What the task requires:
Please give the listing again in its entirety, exactly as written.

Extracted data:
#####

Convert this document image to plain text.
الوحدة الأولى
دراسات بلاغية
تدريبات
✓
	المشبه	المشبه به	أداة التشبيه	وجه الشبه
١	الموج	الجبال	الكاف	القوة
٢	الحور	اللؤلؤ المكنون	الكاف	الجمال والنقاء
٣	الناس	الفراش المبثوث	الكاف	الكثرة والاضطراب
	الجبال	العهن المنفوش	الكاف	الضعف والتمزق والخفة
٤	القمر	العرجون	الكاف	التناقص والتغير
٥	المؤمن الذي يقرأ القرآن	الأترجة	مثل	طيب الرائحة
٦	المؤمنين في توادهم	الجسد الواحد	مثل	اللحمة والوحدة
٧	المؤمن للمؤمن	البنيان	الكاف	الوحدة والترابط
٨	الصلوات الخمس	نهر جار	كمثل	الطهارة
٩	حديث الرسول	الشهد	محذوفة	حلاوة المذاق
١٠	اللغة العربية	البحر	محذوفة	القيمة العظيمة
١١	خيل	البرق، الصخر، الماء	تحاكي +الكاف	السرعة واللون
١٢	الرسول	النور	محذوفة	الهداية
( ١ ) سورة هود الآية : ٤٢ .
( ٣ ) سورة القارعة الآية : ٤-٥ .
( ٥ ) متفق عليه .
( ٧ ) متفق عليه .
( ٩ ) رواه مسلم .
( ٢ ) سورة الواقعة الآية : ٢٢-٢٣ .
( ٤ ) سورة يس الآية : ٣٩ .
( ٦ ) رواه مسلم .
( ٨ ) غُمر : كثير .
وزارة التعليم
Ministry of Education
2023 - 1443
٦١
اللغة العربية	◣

#####

Final result:
Convert this document image to plain text.
الوحدة الأولى
دراسات بلاغية
تدريبات
✓
	المشبه	المشبه به	أداة التشبيه	وجه الشبه
١	الموج	الجبال	الكاف	القوة
٢	الحور	اللؤلؤ المكنون	الكاف	الجمال والنقاء
٣	الناس	الفراش المبثوث	الكاف	الكثرة والاضطراب
	الجبال	العهن المنفوش	الكاف	الضعف والتمزق والخفة
٤	القمر	العرجون	الكاف	التناقص والتغير
٥	المؤمن الذي يقرأ القرآن	الأترجة	مثل	طيب الرائحة
٦	المؤمنين في توادهم	الجسد الواحد	مثل	اللحمة والوحدة
٧	المؤمن للمؤمن	البنيان	الكاف	الوحدة والترابط
٨	الصلوات الخمس	نهر جار	كمثل	الطهارة
٩	حديث الرسول	الشهد	محذوفة	حلاوة المذاق
١٠	اللغة العربية	البحر	محذوفة	القيمة العظيمة
١١	خيل	البرق، الصخر، الماء	تحاكي +الكاف	السرعة واللون
١٢	الرسول	النور	محذوفة	الهداية
( ١ ) سورة هود الآية : ٤٢ .
( ٣ ) سورة القارعة الآية : ٤-٥ .
( ٥ ) متفق عليه .
( ٧ ) متفق عليه .
( ٩ ) رواه مسلم .
( ٢ ) سورة الواقعة الآية : ٢٢-٢٣ .
( ٤ ) سورة يس الآية : ٣٩ .
( ٦ ) رواه مسلم .
( ٨ ) غُمر : كثير .
وزارة التعليم
Ministry of Education
2023 - 1443
٦١
اللغة العربية	◣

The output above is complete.